## Data in this exercise

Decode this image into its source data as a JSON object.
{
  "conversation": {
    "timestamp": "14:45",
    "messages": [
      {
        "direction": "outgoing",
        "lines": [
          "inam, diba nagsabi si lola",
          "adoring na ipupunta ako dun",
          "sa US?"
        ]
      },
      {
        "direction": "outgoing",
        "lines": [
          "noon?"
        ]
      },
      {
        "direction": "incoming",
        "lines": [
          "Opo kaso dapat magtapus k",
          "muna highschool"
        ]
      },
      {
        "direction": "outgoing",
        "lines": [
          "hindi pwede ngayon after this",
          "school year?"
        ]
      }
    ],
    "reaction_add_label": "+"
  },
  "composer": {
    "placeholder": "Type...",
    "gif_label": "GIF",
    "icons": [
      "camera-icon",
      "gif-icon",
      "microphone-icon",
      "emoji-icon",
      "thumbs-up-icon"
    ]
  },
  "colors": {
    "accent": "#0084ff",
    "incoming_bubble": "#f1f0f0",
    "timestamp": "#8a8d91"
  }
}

## Written exercise
Copy out the whole listing exactly as written.

## Result for this task
Decode this image into its source data as a JSON object.
{
  "conversation": {
    "timestamp": "14:45",
    "messages": [
      {
        "direction": "outgoing",
        "lines": [
          "inam, diba nagsabi si lola",
          "adoring na ipupunta ako dun",
          "sa US?"
        ]
      },
      {
        "direction": "outgoing",
        "lines": [
          "noon?"
        ]
      },
      {
        "direction": "incoming",
        "lines": [
          "Opo kaso dapat magtapus k",
          "muna highschool"
        ]
      },
      {
        "direction": "outgoing",
        "lines": [
          "hindi pwede ngayon after this",
          "school year?"
        ]
      }
    ],
    "reaction_add_label": "+"
  },
  "composer": {
    "placeholder": "Type...",
    "gif_label": "GIF",
    "icons": [
      "camera-icon",
      "gif-icon",
      "microphone-icon",
      "emoji-icon",
      "thumbs-up-icon"
    ]
  },
  "colors": {
    "accent": "#0084ff",
    "incoming_bubble": "#f1f0f0",
    "timestamp": "#8a8d91"
  }
}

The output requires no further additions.